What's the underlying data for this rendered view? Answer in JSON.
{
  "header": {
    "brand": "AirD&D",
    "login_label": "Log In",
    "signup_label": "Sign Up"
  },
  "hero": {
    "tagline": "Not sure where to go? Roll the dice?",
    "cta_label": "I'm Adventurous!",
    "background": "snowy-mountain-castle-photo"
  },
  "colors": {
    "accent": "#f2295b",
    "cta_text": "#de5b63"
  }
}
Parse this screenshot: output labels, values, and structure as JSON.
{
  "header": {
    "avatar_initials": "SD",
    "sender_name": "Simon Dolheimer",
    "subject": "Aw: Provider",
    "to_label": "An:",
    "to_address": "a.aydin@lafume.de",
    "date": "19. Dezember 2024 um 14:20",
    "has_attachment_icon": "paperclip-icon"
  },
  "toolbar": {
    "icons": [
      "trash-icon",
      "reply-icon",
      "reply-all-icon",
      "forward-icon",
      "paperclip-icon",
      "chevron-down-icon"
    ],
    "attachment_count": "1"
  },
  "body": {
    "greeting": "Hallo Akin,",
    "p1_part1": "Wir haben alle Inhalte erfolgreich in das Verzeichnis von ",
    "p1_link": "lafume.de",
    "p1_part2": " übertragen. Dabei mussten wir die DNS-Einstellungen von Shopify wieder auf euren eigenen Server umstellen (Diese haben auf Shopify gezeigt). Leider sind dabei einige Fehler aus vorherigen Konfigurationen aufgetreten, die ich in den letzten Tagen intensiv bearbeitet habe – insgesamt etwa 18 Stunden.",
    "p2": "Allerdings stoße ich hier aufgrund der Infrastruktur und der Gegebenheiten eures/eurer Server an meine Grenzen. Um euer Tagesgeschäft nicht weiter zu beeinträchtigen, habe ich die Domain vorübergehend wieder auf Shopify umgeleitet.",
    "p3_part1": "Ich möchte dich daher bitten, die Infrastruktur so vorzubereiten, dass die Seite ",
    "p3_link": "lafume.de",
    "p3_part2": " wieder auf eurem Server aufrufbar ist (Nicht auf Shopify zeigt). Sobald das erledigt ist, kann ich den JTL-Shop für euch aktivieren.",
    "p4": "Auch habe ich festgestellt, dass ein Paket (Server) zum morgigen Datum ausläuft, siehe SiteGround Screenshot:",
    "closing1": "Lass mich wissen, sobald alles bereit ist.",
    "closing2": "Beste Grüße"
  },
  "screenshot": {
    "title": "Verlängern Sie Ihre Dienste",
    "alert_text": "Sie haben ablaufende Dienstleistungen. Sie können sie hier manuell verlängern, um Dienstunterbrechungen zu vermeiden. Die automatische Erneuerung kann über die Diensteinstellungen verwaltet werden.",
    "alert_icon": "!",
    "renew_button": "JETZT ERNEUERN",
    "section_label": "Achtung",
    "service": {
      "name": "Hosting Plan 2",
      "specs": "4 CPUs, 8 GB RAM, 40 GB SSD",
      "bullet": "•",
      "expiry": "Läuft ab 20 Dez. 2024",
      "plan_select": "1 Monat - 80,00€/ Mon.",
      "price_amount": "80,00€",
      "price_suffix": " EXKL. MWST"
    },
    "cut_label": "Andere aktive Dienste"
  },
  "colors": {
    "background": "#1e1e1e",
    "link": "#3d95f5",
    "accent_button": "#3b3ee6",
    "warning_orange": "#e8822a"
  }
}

•••••

:: Written task ::
Exactly as written, please output every entry.

:: Exercise response ::
What's the underlying data for this rendered view? Answer in JSON.
{
  "header": {
    "brand": "AirD&D",
    "login_label": "Log In",
    "signup_label": "Sign Up"
  },
  "hero": {
    "tagline": "Not sure where to go? Roll the dice?",
    "cta_label": "I'm Adventurous!",
    "background": "snowy-mountain-castle-photo"
  },
  "colors": {
    "accent": "#f2295b",
    "cta_text": "#de5b63"
  }
}
Parse this screenshot: output labels, values, and structure as JSON.
{
  "header": {
    "avatar_initials": "SD",
    "sender_name": "Simon Dolheimer",
    "subject": "Aw: Provider",
    "to_label": "An:",
    "to_address": "a.aydin@lafume.de",
    "date": "19. Dezember 2024 um 14:20",
    "has_attachment_icon": "paperclip-icon"
  },
  "toolbar": {
    "icons": [
      "trash-icon",
      "reply-icon",
      "reply-all-icon",
      "forward-icon",
      "paperclip-icon",
      "chevron-down-icon"
    ],
    "attachment_count": "1"
  },
  "body": {
    "greeting": "Hallo Akin,",
    "p1_part1": "Wir haben alle Inhalte erfolgreich in das Verzeichnis von ",
    "p1_link": "lafume.de",
    "p1_part2": " übertragen. Dabei mussten wir die DNS-Einstellungen von Shopify wieder auf euren eigenen Server umstellen (Diese haben auf Shopify gezeigt). Leider sind dabei einige Fehler aus vorherigen Konfigurationen aufgetreten, die ich in den letzten Tagen intensiv bearbeitet habe – insgesamt etwa 18 Stunden.",
    "p2": "Allerdings stoße ich hier aufgrund der Infrastruktur und der Gegebenheiten eures/eurer Server an meine Grenzen. Um euer Tagesgeschäft nicht weiter zu beeinträchtigen, habe ich die Domain vorübergehend wieder auf Shopify umgeleitet.",
    "p3_part1": "Ich möchte dich daher bitten, die Infrastruktur so vorzubereiten, dass die Seite ",
    "p3_link": "lafume.de",
    "p3_part2": " wieder auf eurem Server aufrufbar ist (Nicht auf Shopify zeigt). Sobald das erledigt ist, kann ich den JTL-Shop für euch aktivieren.",
    "p4": "Auch habe ich festgestellt, dass ein Paket (Server) zum morgigen Datum ausläuft, siehe SiteGround Screenshot:",
    "closing1": "Lass mich wissen, sobald alles bereit ist.",
    "closing2": "Beste Grüße"
  },
  "screenshot": {
    "title": "Verlängern Sie Ihre Dienste",
    "alert_text": "Sie haben ablaufende Dienstleistungen. Sie können sie hier manuell verlängern, um Dienstunterbrechungen zu vermeiden. Die automatische Erneuerung kann über die Diensteinstellungen verwaltet werden.",
    "alert_icon": "!",
    "renew_button": "JETZT ERNEUERN",
    "section_label": "Achtung",
    "service": {
      "name": "Hosting Plan 2",
      "specs": "4 CPUs, 8 GB RAM, 40 GB SSD",
      "bullet": "•",
      "expiry": "Läuft ab 20 Dez. 2024",
      "plan_select": "1 Monat - 80,00€/ Mon.",
      "price_amount": "80,00€",
      "price_suffix": " EXKL. MWST"
    },
    "cut_label": "Andere aktive Dienste"
  },
  "colors": {
    "background": "#1e1e1e",
    "link": "#3d95f5",
    "accent_button": "#3b3ee6",
    "warning_orange": "#e8822a"
  }
}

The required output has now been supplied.